Le fauteuil présidentiel attendant son locataire…

Je m’attelais simplement à démontrer que le juge constitutionnel, en actant l’indisponibilité temporaire de Monsieur Ali Bongo Ondimba, le mettait de facto, par cette décision, en marge de la République pour une durée non détermonée. Il ne serait d’aucune logique d’imaginer un individu à la fois indisponible et en activité. Nous sommes institutionnellement ou administrativement, soit indisponible, soit en activité, et non les deux positions simultanément.

La première conséquence juridique de la décision de Cour est alors la mise en congé temporaire de monsieur Ali Bongo Ondimba. Par respect du parallélisme de formes, si la Cour l’estime désormais apte à reprendre ses fonctions, elle devrait l’acter dans une autre décision de reprise de fonctions qui donnerait force légale à ses actes juridiques.

La deuxième conséquence juridique de la décision de la Cour est le sort des actes juridiques accomplis par Monsieur Ali Bongo Ondimba pendant cette période d’indisponibilité. De toute evidence, ces actes relèvent de son activité privée. Ainsi, le décret de nomination du nouveau Gouvernement, la prestation de serment des ministres, le Conseil des ministres et toutes les nominations qui en découlent, sont en réalité reputés n’avoir aucune couverture de puissance publique et ne devraient en aucune façon engager l’Etat gabonais.

La troisième conséquence juridique de la décision de la Cour est la déclaration de la vacance temporaire de l’Institutuon présidentielle. En constatant cette indisponibilité temporaire, la Cour a légitimé la vacance temporaire de l’institution présidentielle. Elle devrait alors, par la même décision, régulariser la question de l’intérim du président de la République gabonaise, en tant qu’organe régulateur du fonctionnement des institutions, et parce que le sacro-saint principe de la continuité de l’Etat la commande de ne jamais laisser vacante une institution de la République, même pour une seconde.

L’une des faiblesses notées de cette décision de la Cour tient de ce qu’elle n’ait réglé cette question d’intérim qu’uniquement pour tenir un Conseil des ministres et non pour toute la durée de l’indisponibilité temporaire de Monsieur Ali Bongo Ondimba. Telle est la source de toutes les confusions actuelles: des soupçons de falsification de la signature du Chef de l’Etat, guerre des clans, incertitude sur la personne qui dirige le pays, blocage du compte du gabon à la BEAC,etc. Même en cas de modification constitutionnelle aujourd’hui comme nous l’entendons ici et là, nous serions curieux de connaitre l’identité de l’autorité qui la promulguerait.

* * * * * * *

> CONSIGNE ÉCRITE
Reprenez mot pour mot l'extrait du passage fourni qui va de « La première conséquence » jusqu'à « ses actes juridiques. ».

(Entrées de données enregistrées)
* * * * * * *

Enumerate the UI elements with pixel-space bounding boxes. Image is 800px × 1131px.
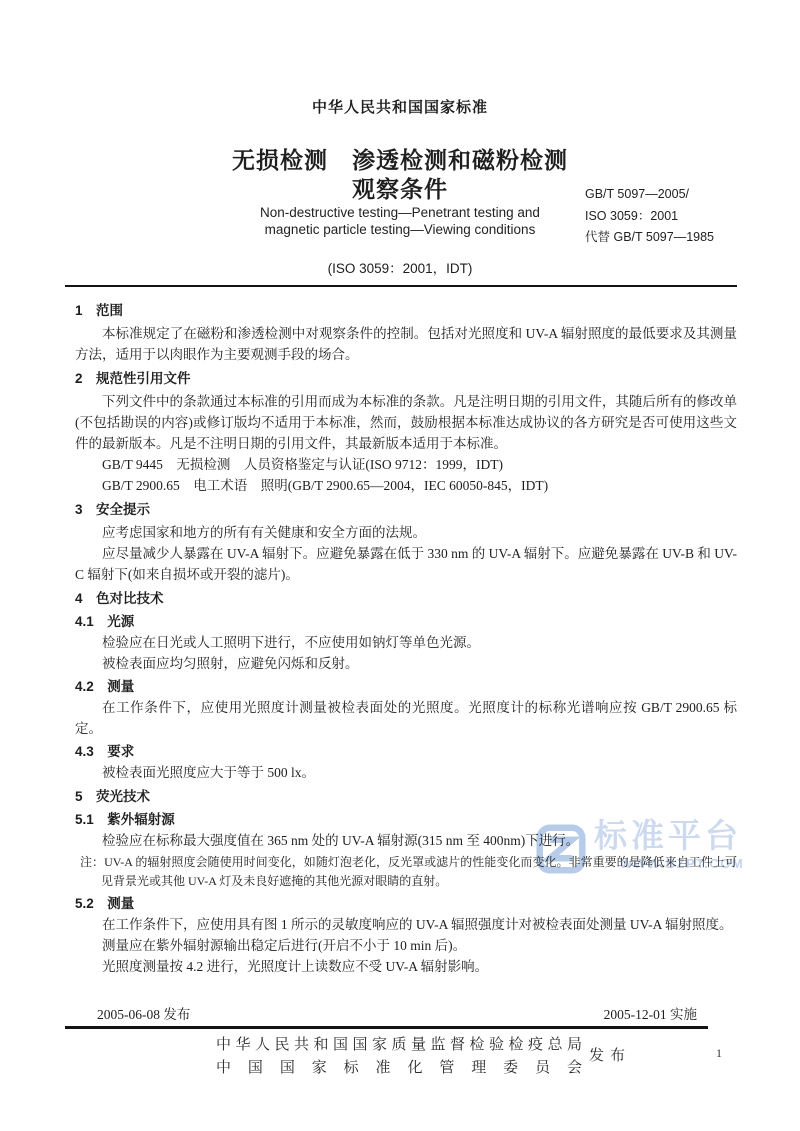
paragraph: 光照度测量按 4.2 进行，光照度计上读数应不受 UV-A 辐射影响。 bbox=[75, 956, 737, 977]
clause-heading: 4 色对比技术 bbox=[75, 588, 737, 609]
subclause-heading: 4.2 测量 bbox=[75, 676, 737, 697]
paragraph: 被检表面应均匀照射，应避免闪烁和反射。 bbox=[75, 653, 737, 674]
document-body: 1 范围 本标准规定了在磁粉和渗透检测中对观察条件的控制。包括对光照度和 UV-… bbox=[75, 297, 737, 977]
standard-number: GB/T 5097—2005/ bbox=[585, 184, 755, 206]
reference-item: GB/T 2900.65 电工术语 照明(GB/T 2900.65—2004，I… bbox=[75, 475, 737, 496]
clause-heading: 2 规范性引用文件 bbox=[75, 368, 737, 389]
english-title: Non-destructive testing—Penetrant testin… bbox=[0, 204, 800, 238]
header-divider bbox=[65, 285, 737, 287]
publish-label: 发布 bbox=[589, 1044, 631, 1065]
footer-divider bbox=[65, 1026, 708, 1029]
english-title-line1: Non-destructive testing—Penetrant testin… bbox=[0, 204, 800, 221]
english-title-line2: magnetic particle testing—Viewing condit… bbox=[0, 221, 800, 238]
iso-equivalence-note: (ISO 3059：2001，IDT) bbox=[0, 257, 800, 277]
paragraph: 测量应在紫外辐射源输出稳定后进行(开启不小于 10 min 后)。 bbox=[75, 935, 737, 956]
issuer-line1: 中华人民共和国国家质量监督检验检疫总局 bbox=[216, 1034, 582, 1057]
clause-heading: 3 安全提示 bbox=[75, 499, 737, 520]
paragraph: 下列文件中的条款通过本标准的引用而成为本标准的条款。凡是注明日期的引用文件，其随… bbox=[75, 391, 737, 454]
implementation-date: 2005-12-01 实施 bbox=[604, 1003, 697, 1023]
paragraph: 检验应在日光或人工照明下进行，不应使用如钠灯等单色光源。 bbox=[75, 632, 737, 653]
paragraph: 本标准规定了在磁粉和渗透检测中对观察条件的控制。包括对光照度和 UV-A 辐射照… bbox=[75, 323, 737, 365]
paragraph: 应尽量减少人暴露在 UV-A 辐射下。应避免暴露在低于 330 nm 的 UV-… bbox=[75, 543, 737, 585]
subclause-heading: 5.2 测量 bbox=[75, 893, 737, 914]
document-page: 标准平台 WWW.BZPT.COM 中华人民共和国国家标准 无损检测 渗透检测和… bbox=[0, 0, 800, 1131]
paragraph: 应考虑国家和地方的所有有关健康和安全方面的法规。 bbox=[75, 522, 737, 543]
subclause-heading: 5.1 紫外辐射源 bbox=[75, 809, 737, 830]
clause-heading: 1 范围 bbox=[75, 300, 737, 321]
paragraph: 被检表面光照度应大于等于 500 lx。 bbox=[75, 762, 737, 783]
reference-item: GB/T 9445 无损检测 人员资格鉴定与认证(ISO 9712：1999，I… bbox=[75, 454, 737, 475]
note-paragraph: 注：UV-A 的辐射照度会随使用时间变化，如随灯泡老化，反光罩或滤片的性能变化而… bbox=[80, 853, 737, 891]
paragraph: 在工作条件下，应使用光照度计测量被检表面处的光照度。光照度计的标称光谱响应按 G… bbox=[75, 697, 737, 739]
issuer-block: 中华人民共和国国家质量监督检验检疫总局 中国国家标准化管理委员会 bbox=[216, 1034, 582, 1080]
national-standard-label: 中华人民共和国国家标准 bbox=[0, 96, 800, 117]
clause-heading: 5 荧光技术 bbox=[75, 786, 737, 807]
subclause-heading: 4.3 要求 bbox=[75, 741, 737, 762]
issuer-line2: 中国国家标准化管理委员会 bbox=[216, 1057, 582, 1080]
subclause-heading: 4.1 光源 bbox=[75, 611, 737, 632]
page-number: 1 bbox=[716, 1046, 722, 1061]
paragraph: 在工作条件下，应使用具有图 1 所示的灵敏度响应的 UV-A 辐照强度计对被检表… bbox=[75, 914, 737, 935]
paragraph: 检验应在标称最大强度值在 365 nm 处的 UV-A 辐射源(315 nm 至… bbox=[75, 830, 737, 851]
issue-date: 2005-06-08 发布 bbox=[97, 1003, 190, 1023]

* * * * * * *

> TÂCHE ACCOMPLIE
La première conséquence juridique de la décision de Cour est alors la mise en congé temporaire de monsieur Ali Bongo Ondimba. Par respect du parallélisme de formes, si la Cour l’estime désormais apte à reprendre ses fonctions, elle devrait l’acter dans une autre décision de reprise de fonctions qui donnerait force légale à ses actes juridiques.